* [WHAT NEEDS TO BE DONE]:
Skip the images and return the records below exactly.

* [PROVIDED RECORDS]:
···

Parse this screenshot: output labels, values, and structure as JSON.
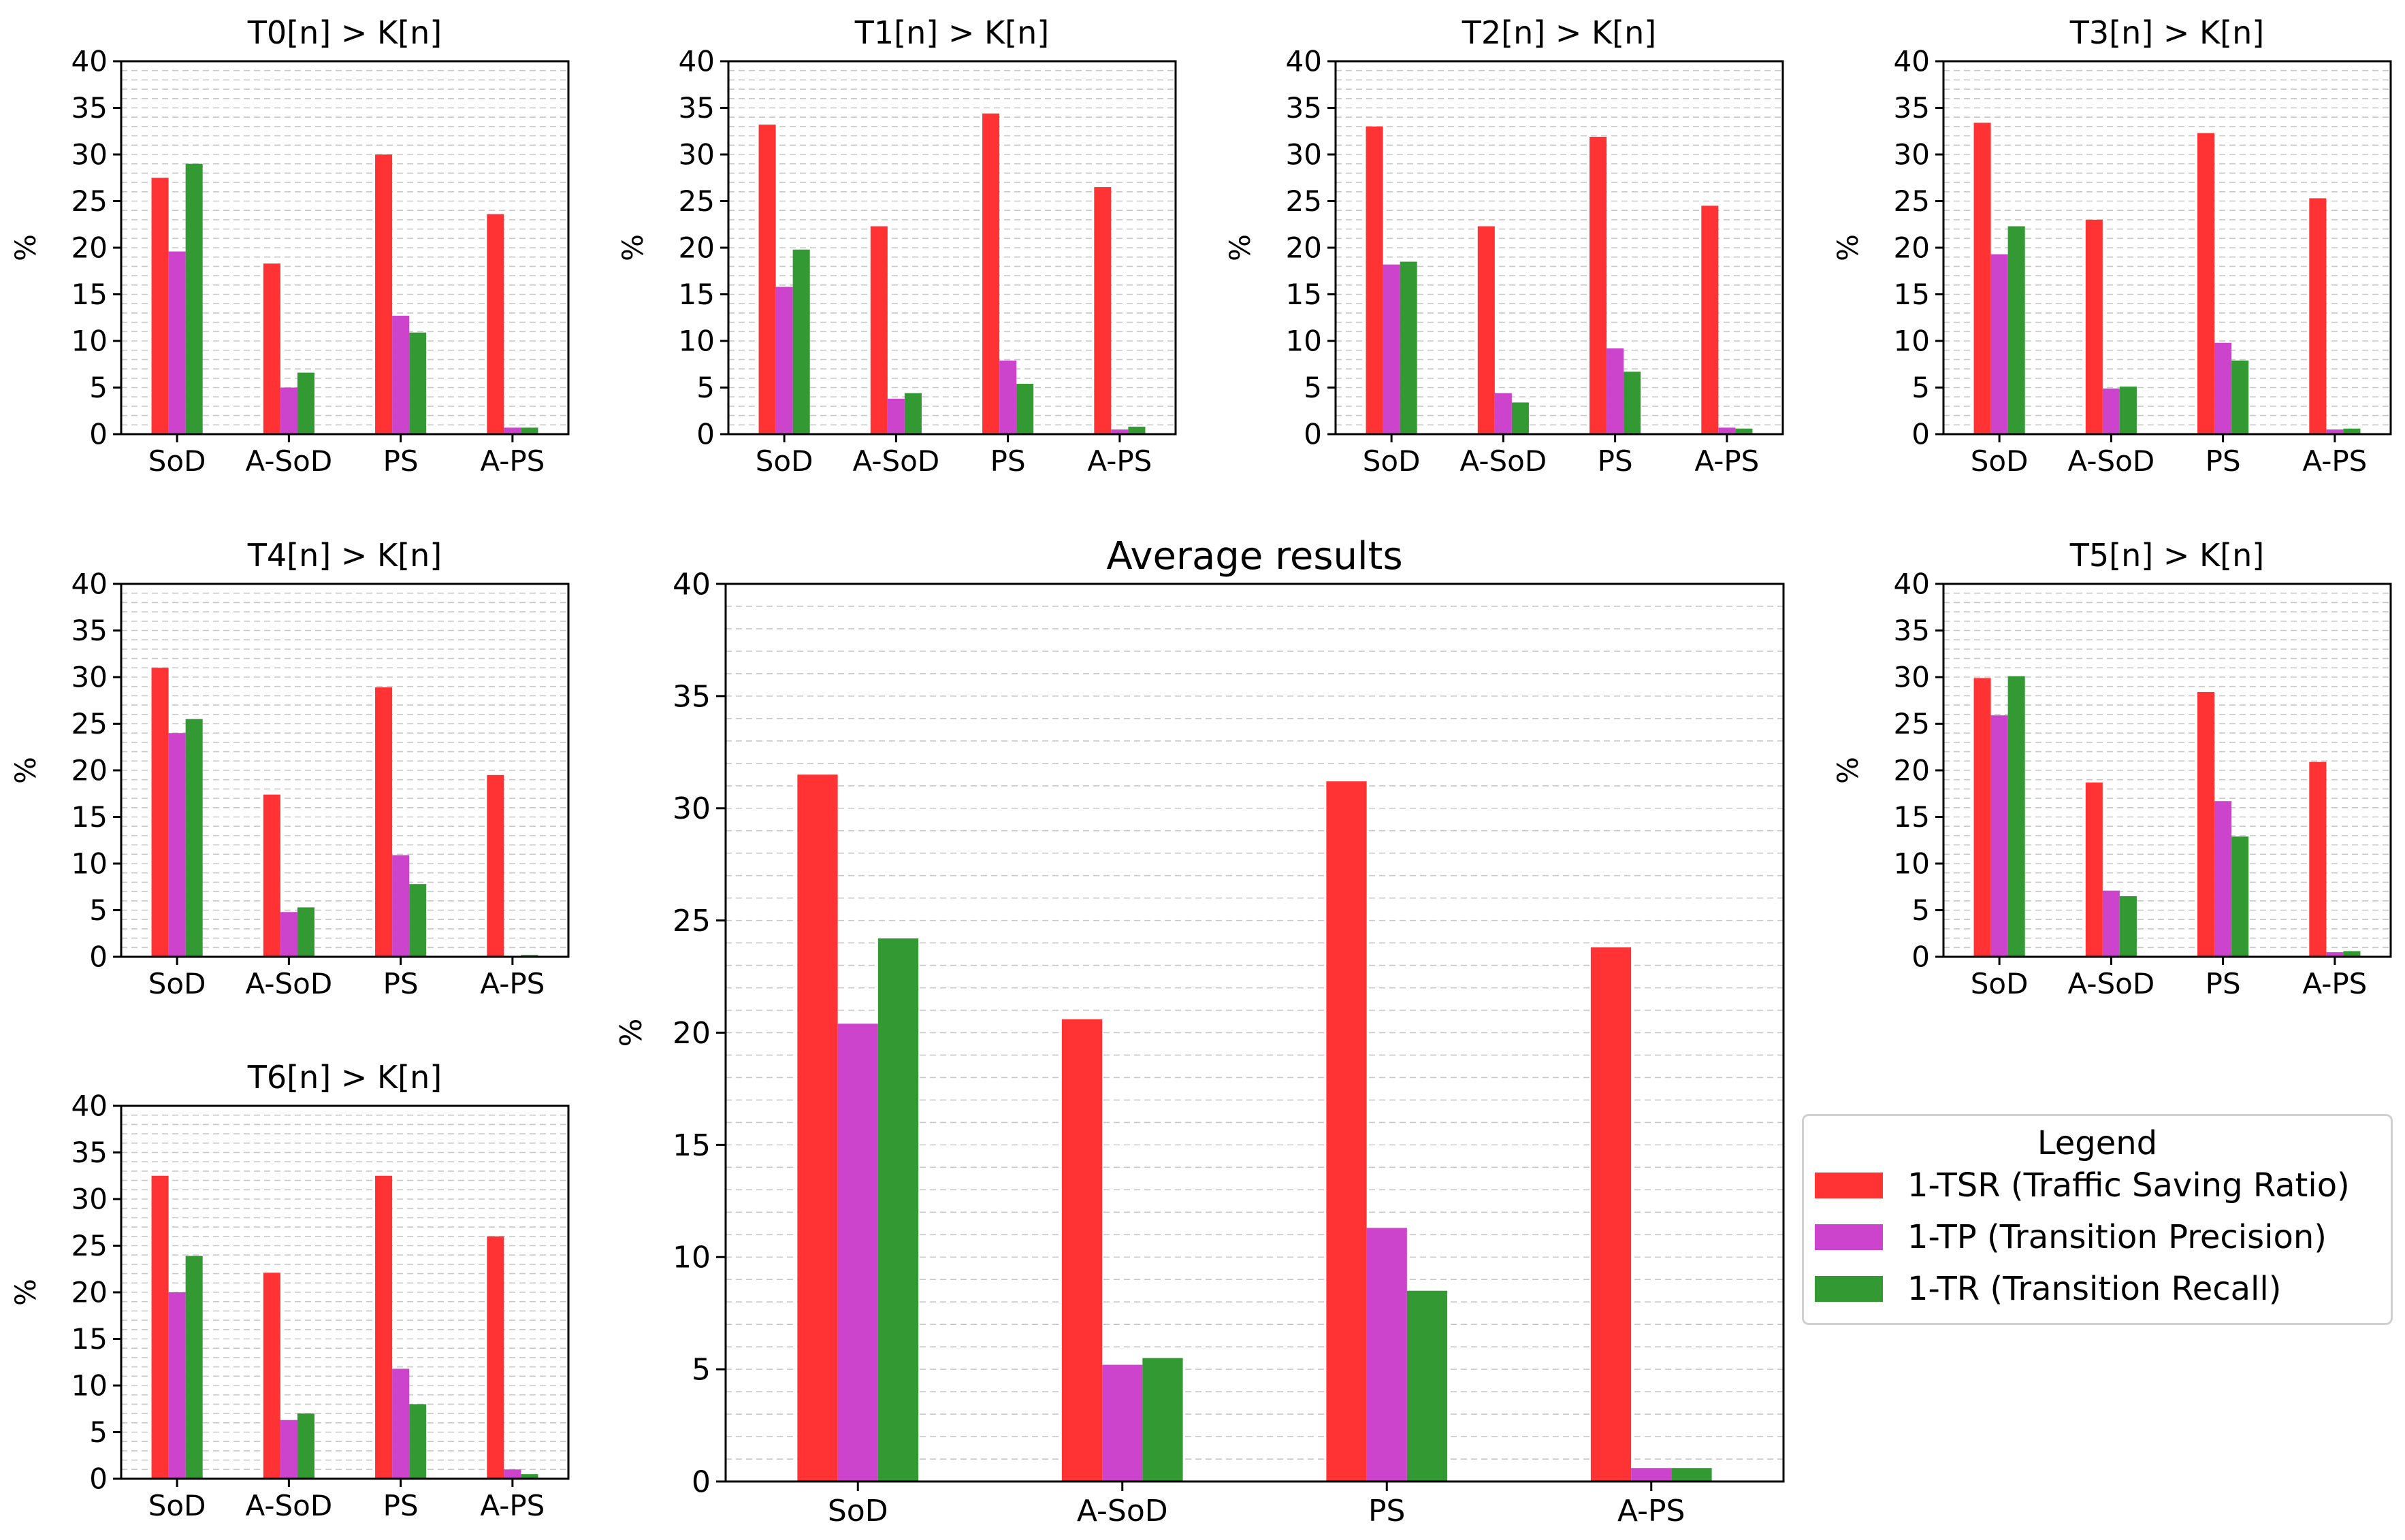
{
  "colors": {
    "tsr": "#ff3333",
    "tp": "#cc44cc",
    "tr": "#339933"
  },
  "legend": {
    "title": "Legend",
    "items": [
      {
        "label": "1-TSR (Traffic Saving Ratio)",
        "color": "#ff3333"
      },
      {
        "label": "1-TP (Transition Precision)",
        "color": "#cc44cc"
      },
      {
        "label": "1-TR (Transition Recall)",
        "color": "#339933"
      }
    ]
  },
  "chart_data": [
    {
      "id": "t0",
      "type": "bar",
      "title": "T0[n] > K[n]",
      "ylabel": "%",
      "ylim": [
        0,
        40
      ],
      "yticks": [
        0,
        5,
        10,
        15,
        20,
        25,
        30,
        35,
        40
      ],
      "categories": [
        "SoD",
        "A-SoD",
        "PS",
        "A-PS"
      ],
      "series": [
        {
          "name": "1-TSR (Traffic Saving Ratio)",
          "values": [
            27.5,
            18.3,
            30.0,
            23.6
          ]
        },
        {
          "name": "1-TP (Transition Precision)",
          "values": [
            19.6,
            5.0,
            12.7,
            0.7
          ]
        },
        {
          "name": "1-TR (Transition Recall)",
          "values": [
            29.0,
            6.6,
            10.9,
            0.7
          ]
        }
      ]
    },
    {
      "id": "t1",
      "type": "bar",
      "title": "T1[n] > K[n]",
      "ylabel": "%",
      "ylim": [
        0,
        40
      ],
      "yticks": [
        0,
        5,
        10,
        15,
        20,
        25,
        30,
        35,
        40
      ],
      "categories": [
        "SoD",
        "A-SoD",
        "PS",
        "A-PS"
      ],
      "series": [
        {
          "name": "1-TSR (Traffic Saving Ratio)",
          "values": [
            33.2,
            22.3,
            34.4,
            26.5
          ]
        },
        {
          "name": "1-TP (Transition Precision)",
          "values": [
            15.8,
            3.8,
            7.9,
            0.5
          ]
        },
        {
          "name": "1-TR (Transition Recall)",
          "values": [
            19.8,
            4.4,
            5.4,
            0.8
          ]
        }
      ]
    },
    {
      "id": "t2",
      "type": "bar",
      "title": "T2[n] > K[n]",
      "ylabel": "%",
      "ylim": [
        0,
        40
      ],
      "yticks": [
        0,
        5,
        10,
        15,
        20,
        25,
        30,
        35,
        40
      ],
      "categories": [
        "SoD",
        "A-SoD",
        "PS",
        "A-PS"
      ],
      "series": [
        {
          "name": "1-TSR (Traffic Saving Ratio)",
          "values": [
            33.0,
            22.3,
            31.9,
            24.5
          ]
        },
        {
          "name": "1-TP (Transition Precision)",
          "values": [
            18.2,
            4.4,
            9.2,
            0.7
          ]
        },
        {
          "name": "1-TR (Transition Recall)",
          "values": [
            18.5,
            3.4,
            6.7,
            0.6
          ]
        }
      ]
    },
    {
      "id": "t3",
      "type": "bar",
      "title": "T3[n] > K[n]",
      "ylabel": "%",
      "ylim": [
        0,
        40
      ],
      "yticks": [
        0,
        5,
        10,
        15,
        20,
        25,
        30,
        35,
        40
      ],
      "categories": [
        "SoD",
        "A-SoD",
        "PS",
        "A-PS"
      ],
      "series": [
        {
          "name": "1-TSR (Traffic Saving Ratio)",
          "values": [
            33.4,
            23.0,
            32.3,
            25.3
          ]
        },
        {
          "name": "1-TP (Transition Precision)",
          "values": [
            19.3,
            4.9,
            9.8,
            0.5
          ]
        },
        {
          "name": "1-TR (Transition Recall)",
          "values": [
            22.3,
            5.1,
            7.9,
            0.6
          ]
        }
      ]
    },
    {
      "id": "t4",
      "type": "bar",
      "title": "T4[n] > K[n]",
      "ylabel": "%",
      "ylim": [
        0,
        40
      ],
      "yticks": [
        0,
        5,
        10,
        15,
        20,
        25,
        30,
        35,
        40
      ],
      "categories": [
        "SoD",
        "A-SoD",
        "PS",
        "A-PS"
      ],
      "series": [
        {
          "name": "1-TSR (Traffic Saving Ratio)",
          "values": [
            31.0,
            17.4,
            28.9,
            19.5
          ]
        },
        {
          "name": "1-TP (Transition Precision)",
          "values": [
            24.0,
            4.8,
            10.9,
            0.1
          ]
        },
        {
          "name": "1-TR (Transition Recall)",
          "values": [
            25.5,
            5.3,
            7.8,
            0.2
          ]
        }
      ]
    },
    {
      "id": "t5",
      "type": "bar",
      "title": "T5[n] > K[n]",
      "ylabel": "%",
      "ylim": [
        0,
        40
      ],
      "yticks": [
        0,
        5,
        10,
        15,
        20,
        25,
        30,
        35,
        40
      ],
      "categories": [
        "SoD",
        "A-SoD",
        "PS",
        "A-PS"
      ],
      "series": [
        {
          "name": "1-TSR (Traffic Saving Ratio)",
          "values": [
            29.9,
            18.7,
            28.4,
            20.9
          ]
        },
        {
          "name": "1-TP (Transition Precision)",
          "values": [
            25.9,
            7.1,
            16.7,
            0.5
          ]
        },
        {
          "name": "1-TR (Transition Recall)",
          "values": [
            30.1,
            6.5,
            12.9,
            0.6
          ]
        }
      ]
    },
    {
      "id": "t6",
      "type": "bar",
      "title": "T6[n] > K[n]",
      "ylabel": "%",
      "ylim": [
        0,
        40
      ],
      "yticks": [
        0,
        5,
        10,
        15,
        20,
        25,
        30,
        35,
        40
      ],
      "categories": [
        "SoD",
        "A-SoD",
        "PS",
        "A-PS"
      ],
      "series": [
        {
          "name": "1-TSR (Traffic Saving Ratio)",
          "values": [
            32.5,
            22.1,
            32.5,
            26.0
          ]
        },
        {
          "name": "1-TP (Transition Precision)",
          "values": [
            20.0,
            6.3,
            11.8,
            1.0
          ]
        },
        {
          "name": "1-TR (Transition Recall)",
          "values": [
            23.9,
            7.0,
            8.0,
            0.5
          ]
        }
      ]
    },
    {
      "id": "avg",
      "type": "bar",
      "title": "Average results",
      "ylabel": "%",
      "ylim": [
        0,
        40
      ],
      "yticks": [
        0,
        5,
        10,
        15,
        20,
        25,
        30,
        35,
        40
      ],
      "categories": [
        "SoD",
        "A-SoD",
        "PS",
        "A-PS"
      ],
      "series": [
        {
          "name": "1-TSR (Traffic Saving Ratio)",
          "values": [
            31.5,
            20.6,
            31.2,
            23.8
          ]
        },
        {
          "name": "1-TP (Transition Precision)",
          "values": [
            20.4,
            5.2,
            11.3,
            0.6
          ]
        },
        {
          "name": "1-TR (Transition Recall)",
          "values": [
            24.2,
            5.5,
            8.5,
            0.6
          ]
        }
      ]
    }
  ]
}
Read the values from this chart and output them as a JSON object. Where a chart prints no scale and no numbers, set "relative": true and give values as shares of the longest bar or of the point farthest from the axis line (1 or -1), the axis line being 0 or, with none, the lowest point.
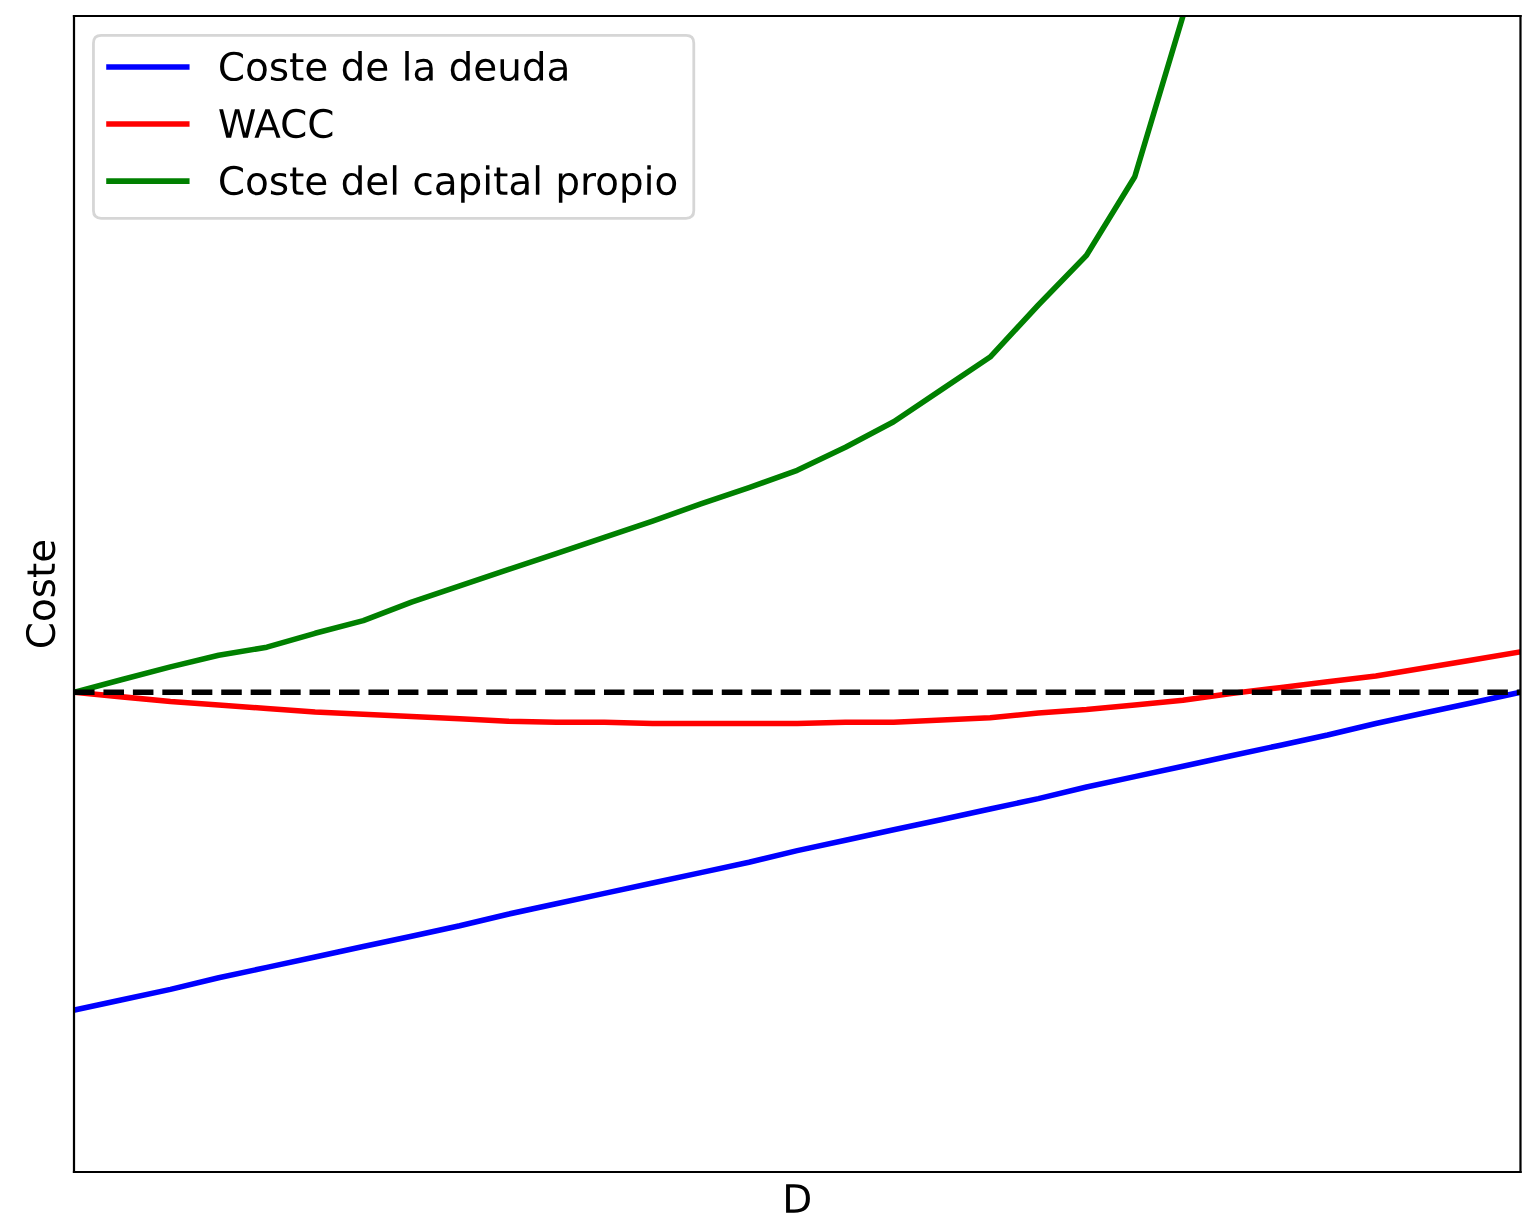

···

* [ANSWER]:
Parse this screenshot: output labels, values, and structure as JSON.
{
  "colors": {
    "tsr": "#ff3333",
    "tp": "#cc44cc",
    "tr": "#339933"
  },
  "legend": {
    "title": "Legend",
    "items": [
      {
        "label": "1-TSR (Traffic Saving Ratio)",
        "color": "#ff3333"
      },
      {
        "label": "1-TP (Transition Precision)",
        "color": "#cc44cc"
      },
      {
        "label": "1-TR (Transition Recall)",
        "color": "#339933"
      }
    ]
  },
  "chart_data": [
    {
      "id": "t0",
      "type": "bar",
      "title": "T0[n] > K[n]",
      "ylabel": "%",
      "ylim": [
        0,
        40
      ],
      "yticks": [
        0,
        5,
        10,
        15,
        20,
        25,
        30,
        35,
        40
      ],
      "categories": [
        "SoD",
        "A-SoD",
        "PS",
        "A-PS"
      ],
      "series": [
        {
          "name": "1-TSR (Traffic Saving Ratio)",
          "values": [
            27.5,
            18.3,
            30.0,
            23.6
          ]
        },
        {
          "name": "1-TP (Transition Precision)",
          "values": [
            19.6,
            5.0,
            12.7,
            0.7
          ]
        },
        {
          "name": "1-TR (Transition Recall)",
          "values": [
            29.0,
            6.6,
            10.9,
            0.7
          ]
        }
      ]
    },
    {
      "id": "t1",
      "type": "bar",
      "title": "T1[n] > K[n]",
      "ylabel": "%",
      "ylim": [
        0,
        40
      ],
      "yticks": [
        0,
        5,
        10,
        15,
        20,
        25,
        30,
        35,
        40
      ],
      "categories": [
        "SoD",
        "A-SoD",
        "PS",
        "A-PS"
      ],
      "series": [
        {
          "name": "1-TSR (Traffic Saving Ratio)",
          "values": [
            33.2,
            22.3,
            34.4,
            26.5
          ]
        },
        {
          "name": "1-TP (Transition Precision)",
          "values": [
            15.8,
            3.8,
            7.9,
            0.5
          ]
        },
        {
          "name": "1-TR (Transition Recall)",
          "values": [
            19.8,
            4.4,
            5.4,
            0.8
          ]
        }
      ]
    },
    {
      "id": "t2",
      "type": "bar",
      "title": "T2[n] > K[n]",
      "ylabel": "%",
      "ylim": [
        0,
        40
      ],
      "yticks": [
        0,
        5,
        10,
        15,
        20,
        25,
        30,
        35,
        40
      ],
      "categories": [
        "SoD",
        "A-SoD",
        "PS",
        "A-PS"
      ],
      "series": [
        {
          "name": "1-TSR (Traffic Saving Ratio)",
          "values": [
            33.0,
            22.3,
            31.9,
            24.5
          ]
        },
        {
          "name": "1-TP (Transition Precision)",
          "values": [
            18.2,
            4.4,
            9.2,
            0.7
          ]
        },
        {
          "name": "1-TR (Transition Recall)",
          "values": [
            18.5,
            3.4,
            6.7,
            0.6
          ]
        }
      ]
    },
    {
      "id": "t3",
      "type": "bar",
      "title": "T3[n] > K[n]",
      "ylabel": "%",
      "ylim": [
        0,
        40
      ],
      "yticks": [
        0,
        5,
        10,
        15,
        20,
        25,
        30,
        35,
        40
      ],
      "categories": [
        "SoD",
        "A-SoD",
        "PS",
        "A-PS"
      ],
      "series": [
        {
          "name": "1-TSR (Traffic Saving Ratio)",
          "values": [
            33.4,
            23.0,
            32.3,
            25.3
          ]
        },
        {
          "name": "1-TP (Transition Precision)",
          "values": [
            19.3,
            4.9,
            9.8,
            0.5
          ]
        },
        {
          "name": "1-TR (Transition Recall)",
          "values": [
            22.3,
            5.1,
            7.9,
            0.6
          ]
        }
      ]
    },
    {
      "id": "t4",
      "type": "bar",
      "title": "T4[n] > K[n]",
      "ylabel": "%",
      "ylim": [
        0,
        40
      ],
      "yticks": [
        0,
        5,
        10,
        15,
        20,
        25,
        30,
        35,
        40
      ],
      "categories": [
        "SoD",
        "A-SoD",
        "PS",
        "A-PS"
      ],
      "series": [
        {
          "name": "1-TSR (Traffic Saving Ratio)",
          "values": [
            31.0,
            17.4,
            28.9,
            19.5
          ]
        },
        {
          "name": "1-TP (Transition Precision)",
          "values": [
            24.0,
            4.8,
            10.9,
            0.1
          ]
        },
        {
          "name": "1-TR (Transition Recall)",
          "values": [
            25.5,
            5.3,
            7.8,
            0.2
          ]
        }
      ]
    },
    {
      "id": "t5",
      "type": "bar",
      "title": "T5[n] > K[n]",
      "ylabel": "%",
      "ylim": [
        0,
        40
      ],
      "yticks": [
        0,
        5,
        10,
        15,
        20,
        25,
        30,
        35,
        40
      ],
      "categories": [
        "SoD",
        "A-SoD",
        "PS",
        "A-PS"
      ],
      "series": [
        {
          "name": "1-TSR (Traffic Saving Ratio)",
          "values": [
            29.9,
            18.7,
            28.4,
            20.9
          ]
        },
        {
          "name": "1-TP (Transition Precision)",
          "values": [
            25.9,
            7.1,
            16.7,
            0.5
          ]
        },
        {
          "name": "1-TR (Transition Recall)",
          "values": [
            30.1,
            6.5,
            12.9,
            0.6
          ]
        }
      ]
    },
    {
      "id": "t6",
      "type": "bar",
      "title": "T6[n] > K[n]",
      "ylabel": "%",
      "ylim": [
        0,
        40
      ],
      "yticks": [
        0,
        5,
        10,
        15,
        20,
        25,
        30,
        35,
        40
      ],
      "categories": [
        "SoD",
        "A-SoD",
        "PS",
        "A-PS"
      ],
      "series": [
        {
          "name": "1-TSR (Traffic Saving Ratio)",
          "values": [
            32.5,
            22.1,
            32.5,
            26.0
          ]
        },
        {
          "name": "1-TP (Transition Precision)",
          "values": [
            20.0,
            6.3,
            11.8,
            1.0
          ]
        },
        {
          "name": "1-TR (Transition Recall)",
          "values": [
            23.9,
            7.0,
            8.0,
            0.5
          ]
        }
      ]
    },
    {
      "id": "avg",
      "type": "bar",
      "title": "Average results",
      "ylabel": "%",
      "ylim": [
        0,
        40
      ],
      "yticks": [
        0,
        5,
        10,
        15,
        20,
        25,
        30,
        35,
        40
      ],
      "categories": [
        "SoD",
        "A-SoD",
        "PS",
        "A-PS"
      ],
      "series": [
        {
          "name": "1-TSR (Traffic Saving Ratio)",
          "values": [
            31.5,
            20.6,
            31.2,
            23.8
          ]
        },
        {
          "name": "1-TP (Transition Precision)",
          "values": [
            20.4,
            5.2,
            11.3,
            0.6
          ]
        },
        {
          "name": "1-TR (Transition Recall)",
          "values": [
            24.2,
            5.5,
            8.5,
            0.6
          ]
        }
      ]
    }
  ]
}
Read the values from this chart and output them as a JSON object. Where a chart prints no scale and no numbers, set "relative": true and give values as shares of the longest bar or of the point farthest from the axis line (1 or -1), the axis line being 0 or, with none, the lowest point.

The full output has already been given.